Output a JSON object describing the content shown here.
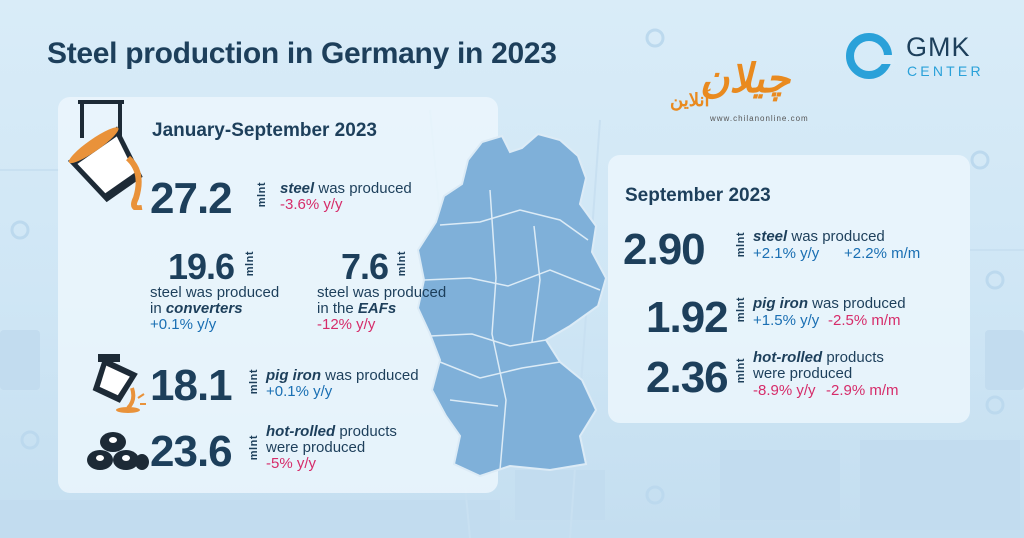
{
  "title": "Steel production in Germany in 2023",
  "logo": {
    "name": "GMK",
    "subtitle": "CENTER"
  },
  "watermark": {
    "brand": "چیلان",
    "small": "آنلاین",
    "url": "www.chilanonline.com"
  },
  "unit": "mlnt",
  "ytd": {
    "heading": "January-September 2023",
    "steel": {
      "value": "27.2",
      "label_em": "steel",
      "label": " was produced",
      "change": "-3.6% y/y"
    },
    "converters": {
      "value": "19.6",
      "line1": "steel was produced",
      "line2_pre": "in ",
      "line2_em": "converters",
      "change": "+0.1% y/y"
    },
    "eaf": {
      "value": "7.6",
      "line1": "steel was produced",
      "line2_pre": "in the ",
      "line2_em": "EAFs",
      "change": "-12% y/y"
    },
    "pig_iron": {
      "value": "18.1",
      "label_em": "pig iron",
      "label": " was produced",
      "change": "+0.1% y/y"
    },
    "hot_rolled": {
      "value": "23.6",
      "label_em": "hot-rolled",
      "label": " products",
      "line2": "were produced",
      "change": "-5% y/y"
    }
  },
  "month": {
    "heading": "September 2023",
    "steel": {
      "value": "2.90",
      "label_em": "steel",
      "label": " was produced",
      "yy": "+2.1% y/y",
      "mm": "+2.2% m/m"
    },
    "pig_iron": {
      "value": "1.92",
      "label_em": "pig iron",
      "label": " was produced",
      "yy": "+1.5% y/y",
      "mm": "-2.5% m/m"
    },
    "hot_rolled": {
      "value": "2.36",
      "label_em": "hot-rolled",
      "label": " products",
      "line2": "were produced",
      "yy": "-8.9% y/y",
      "mm": "-2.9% m/m"
    }
  },
  "colors": {
    "title": "#1d3f5b",
    "accent": "#2aa1d9",
    "positive": "#1a6fb3",
    "negative": "#d62c6a",
    "map": "#7fb0d9"
  }
}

--- PROBLEM STATEMENT ---
Identify each line holding the string "September", and copy it out.

--- SOLUTION ---
    "heading": "January-September 2023",
    "heading": "September 2023",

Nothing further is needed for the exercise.